(Stored entries)
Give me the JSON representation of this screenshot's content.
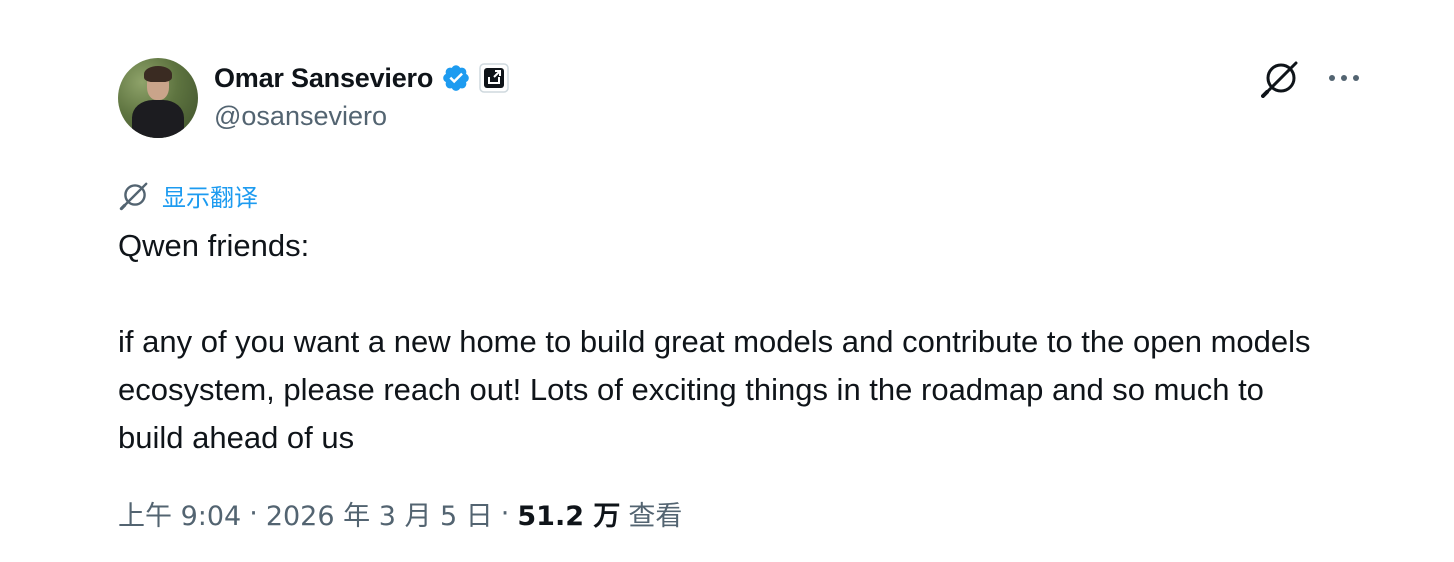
{
  "author": {
    "display_name": "Omar Sanseviero",
    "handle": "@osanseviero",
    "verified": true
  },
  "icons": {
    "verified": "verified-badge-icon",
    "affiliation": "affiliation-badge-icon",
    "grok": "grok-icon",
    "more": "more-options-icon",
    "translate": "translate-icon"
  },
  "colors": {
    "accent": "#1d9bf0",
    "text": "#0f1419",
    "secondary": "#536471"
  },
  "translate": {
    "label": "显示翻译"
  },
  "tweet": {
    "paragraphs": [
      "Qwen friends:",
      "if any of you want a new home to build great models and contribute to the open models ecosystem, please reach out! Lots of exciting things in the roadmap and so much to build ahead of us"
    ]
  },
  "meta": {
    "time": "上午 9:04",
    "date": "2026 年 3 月 5 日",
    "separator": "·",
    "views_count": "51.2 万",
    "views_label": "查看"
  }
}
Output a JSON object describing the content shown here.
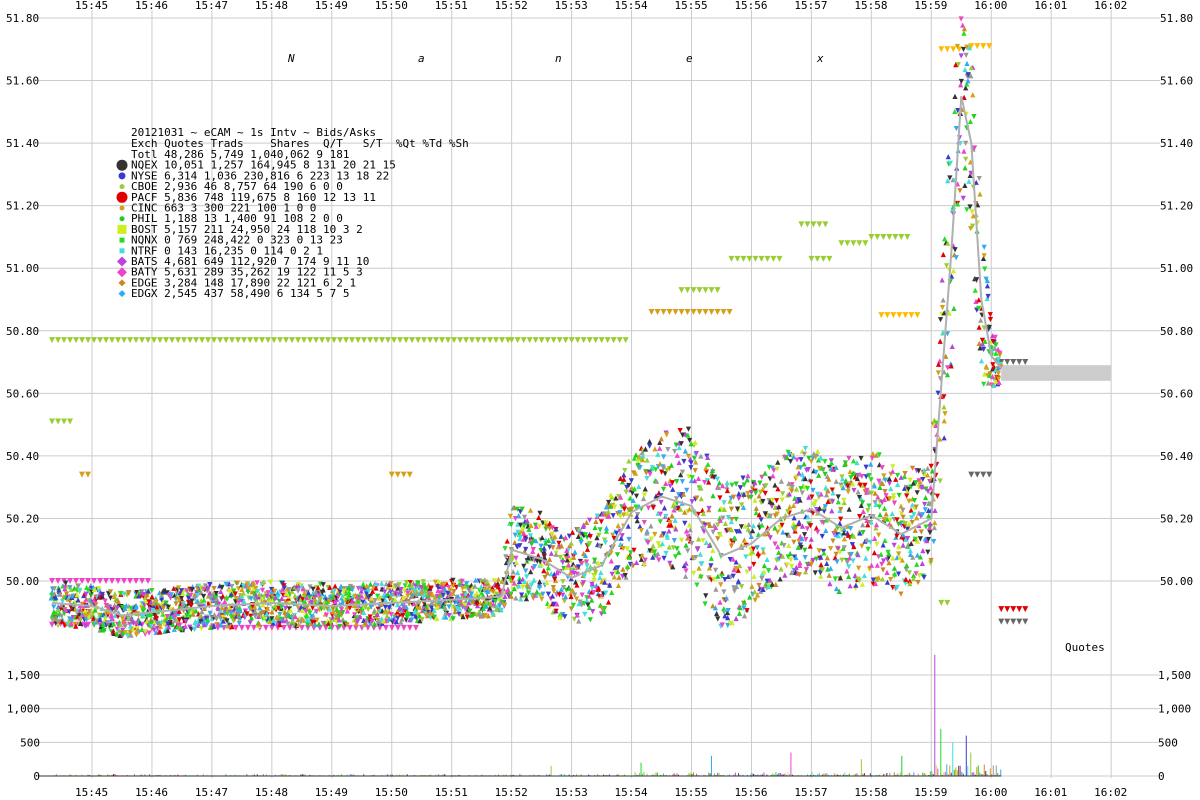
{
  "chart_data": {
    "type": "scatter",
    "watermark_letters": [
      "N",
      "a",
      "n",
      "e",
      "x"
    ],
    "x_ticks": [
      "15:45",
      "15:46",
      "15:47",
      "15:48",
      "15:49",
      "15:50",
      "15:51",
      "15:52",
      "15:53",
      "15:54",
      "15:55",
      "15:56",
      "15:57",
      "15:58",
      "15:59",
      "16:00",
      "16:01",
      "16:02"
    ],
    "price_axis": {
      "ylim": [
        49.78,
        51.82
      ],
      "ticks": [
        50.0,
        50.2,
        50.4,
        50.6,
        50.8,
        51.0,
        51.2,
        51.4,
        51.6,
        51.8
      ],
      "tick_labels": [
        "50.00",
        "50.20",
        "50.40",
        "50.60",
        "50.80",
        "51.00",
        "51.20",
        "51.40",
        "51.60",
        "51.80"
      ]
    },
    "volume_axis": {
      "ylim": [
        0,
        1800
      ],
      "ticks": [
        0,
        500,
        1000,
        1500
      ],
      "tick_labels": [
        "0",
        "500",
        "1,000",
        "1,500"
      ]
    },
    "panel_label": "Quotes",
    "legend": {
      "title": "20121031 ~ eCAM ~ 1s Intv ~ Bids/Asks",
      "header": "Exch Quotes Trads    Shares  Q/T   S/T  %Qt %Td %Sh",
      "rows": [
        {
          "text": "Totl 48,286 5,749 1,040,062    9   181",
          "color": "",
          "marker": "none"
        },
        {
          "text": "NQEX 10,051 1,257   164,945    8   131   20  21  15",
          "color": "#333333",
          "marker": "circle-large"
        },
        {
          "text": "NYSE  6,314 1,036   230,816    6   223   13  18  22",
          "color": "#3a3acc",
          "marker": "circle"
        },
        {
          "text": "CBOE  2,936    46     8,757   64   190    6   0   0",
          "color": "#9acd32",
          "marker": "circle-small"
        },
        {
          "text": "PACF  5,836   748   119,675    8   160   12  13  11",
          "color": "#e00000",
          "marker": "circle-large"
        },
        {
          "text": "CINC    663     3       300  221   100    1   0   0",
          "color": "#d4a017",
          "marker": "circle-small"
        },
        {
          "text": "PHIL  1,188    13     1,400   91   108    2   0   0",
          "color": "#22cc22",
          "marker": "circle-small"
        },
        {
          "text": "BOST  5,157   211    24,950   24   118   10   3   2",
          "color": "#ccee22",
          "marker": "square"
        },
        {
          "text": "NQNX      0   769   248,422    0   323    0  13  23",
          "color": "#22dd22",
          "marker": "square-small"
        },
        {
          "text": "NTRF      0   143    16,235    0   114    0   2   1",
          "color": "#44dddd",
          "marker": "square-small"
        },
        {
          "text": "BATS  4,681   649   112,920    7   174    9  11  10",
          "color": "#bb44dd",
          "marker": "diamond"
        },
        {
          "text": "BATY  5,631   289    35,262   19   122   11   5   3",
          "color": "#ee44cc",
          "marker": "diamond"
        },
        {
          "text": "EDGE  3,284   148    17,890   22   121    6   2   1",
          "color": "#cc8822",
          "marker": "diamond-small"
        },
        {
          "text": "EDGX  2,545   437    58,490    6   134    5   7   5",
          "color": "#33aaee",
          "marker": "diamond-small"
        }
      ]
    },
    "exchange_colors": [
      "#333333",
      "#3a3acc",
      "#9acd32",
      "#e00000",
      "#d4a017",
      "#22cc22",
      "#ccee22",
      "#22dd22",
      "#44dddd",
      "#bb44dd",
      "#ee44cc",
      "#cc8822",
      "#33aaee",
      "#999999"
    ],
    "mid_price_path": {
      "x": [
        "15:44:20",
        "15:45:00",
        "15:45:30",
        "15:46:00",
        "15:47:00",
        "15:48:00",
        "15:49:00",
        "15:50:00",
        "15:51:00",
        "15:51:50",
        "15:52:00",
        "15:52:30",
        "15:53:00",
        "15:53:30",
        "15:54:00",
        "15:54:30",
        "15:55:00",
        "15:55:30",
        "15:56:00",
        "15:56:30",
        "15:57:00",
        "15:57:30",
        "15:58:00",
        "15:58:30",
        "15:59:00",
        "15:59:20",
        "15:59:30",
        "15:59:40",
        "15:59:50",
        "16:00:00",
        "16:00:10"
      ],
      "y": [
        49.93,
        49.92,
        49.89,
        49.9,
        49.92,
        49.93,
        49.92,
        49.93,
        49.94,
        49.95,
        50.1,
        50.07,
        50.01,
        50.05,
        50.22,
        50.27,
        50.24,
        50.08,
        50.12,
        50.2,
        50.23,
        50.17,
        50.21,
        50.15,
        50.2,
        51.05,
        51.55,
        51.4,
        50.9,
        50.72,
        50.68
      ]
    },
    "dispersion_band": {
      "x": [
        "15:44:20",
        "15:48:00",
        "15:51:50",
        "15:52:00",
        "15:53:00",
        "15:54:00",
        "15:55:00",
        "15:56:00",
        "15:57:00",
        "15:58:00",
        "15:59:00",
        "15:59:20",
        "15:59:30",
        "15:59:50",
        "16:00:00",
        "16:00:10"
      ],
      "half_width": [
        0.07,
        0.07,
        0.06,
        0.15,
        0.15,
        0.18,
        0.25,
        0.22,
        0.2,
        0.22,
        0.18,
        0.45,
        0.3,
        0.3,
        0.1,
        0.05
      ]
    },
    "outlier_quotes": [
      {
        "x0": "15:44:20",
        "x1": "15:52:00",
        "y": 50.77,
        "color": "#9acd32"
      },
      {
        "x0": "15:52:00",
        "x1": "15:54:00",
        "y": 50.77,
        "color": "#9acd32"
      },
      {
        "x0": "15:44:20",
        "x1": "15:44:40",
        "y": 50.51,
        "color": "#9acd32"
      },
      {
        "x0": "15:44:50",
        "x1": "15:45:00",
        "y": 50.34,
        "color": "#d4a017"
      },
      {
        "x0": "15:50:00",
        "x1": "15:50:20",
        "y": 50.34,
        "color": "#d4a017"
      },
      {
        "x0": "15:44:20",
        "x1": "15:46:30",
        "y": 49.86,
        "color": "#ee44cc"
      },
      {
        "x0": "15:47:00",
        "x1": "15:50:30",
        "y": 49.85,
        "color": "#ee44cc"
      },
      {
        "x0": "15:44:20",
        "x1": "15:46:00",
        "y": 50.0,
        "color": "#ee44cc"
      },
      {
        "x0": "15:54:20",
        "x1": "15:55:40",
        "y": 50.86,
        "color": "#d4a017"
      },
      {
        "x0": "15:54:50",
        "x1": "15:55:30",
        "y": 50.93,
        "color": "#9acd32"
      },
      {
        "x0": "15:55:40",
        "x1": "15:56:30",
        "y": 51.03,
        "color": "#9acd32"
      },
      {
        "x0": "15:57:00",
        "x1": "15:57:20",
        "y": 51.03,
        "color": "#9acd32"
      },
      {
        "x0": "15:57:30",
        "x1": "15:58:00",
        "y": 51.08,
        "color": "#9acd32"
      },
      {
        "x0": "15:58:00",
        "x1": "15:58:40",
        "y": 51.1,
        "color": "#9acd32"
      },
      {
        "x0": "15:56:50",
        "x1": "15:57:20",
        "y": 51.14,
        "color": "#9acd32"
      },
      {
        "x0": "15:58:10",
        "x1": "15:58:50",
        "y": 50.85,
        "color": "#ffbb00"
      },
      {
        "x0": "15:59:10",
        "x1": "15:59:30",
        "y": 51.7,
        "color": "#ffbb00"
      },
      {
        "x0": "15:59:40",
        "x1": "16:00:00",
        "y": 51.71,
        "color": "#ffbb00"
      },
      {
        "x0": "16:00:10",
        "x1": "16:00:40",
        "y": 50.7,
        "color": "#666666"
      },
      {
        "x0": "16:00:10",
        "x1": "16:00:40",
        "y": 49.91,
        "color": "#e00000"
      },
      {
        "x0": "16:00:10",
        "x1": "16:00:40",
        "y": 49.87,
        "color": "#666666"
      },
      {
        "x0": "15:59:10",
        "x1": "15:59:20",
        "y": 49.93,
        "color": "#9acd32"
      },
      {
        "x0": "15:59:40",
        "x1": "16:00:00",
        "y": 50.34,
        "color": "#666666"
      }
    ],
    "closing_bar": {
      "x0": "16:00:10",
      "x1": "16:02:00",
      "y_low": 50.64,
      "y_high": 50.69,
      "color": "#cccccc"
    },
    "volume_bars": {
      "x0": "15:44:20",
      "x1": "16:00:10",
      "peak_times": [
        "15:59:03",
        "15:59:09",
        "15:59:22",
        "15:59:35",
        "15:59:40",
        "15:58:30",
        "15:55:20",
        "15:56:40",
        "15:54:10",
        "15:57:50",
        "15:52:40"
      ],
      "peak_values": [
        1800,
        700,
        500,
        600,
        350,
        300,
        300,
        350,
        200,
        250,
        150
      ]
    }
  }
}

Goal:
Look over the records above and copy each line that includes the string "badge".

Result:
    "verified": "verified-badge-icon",
    "affiliation": "affiliation-badge-icon",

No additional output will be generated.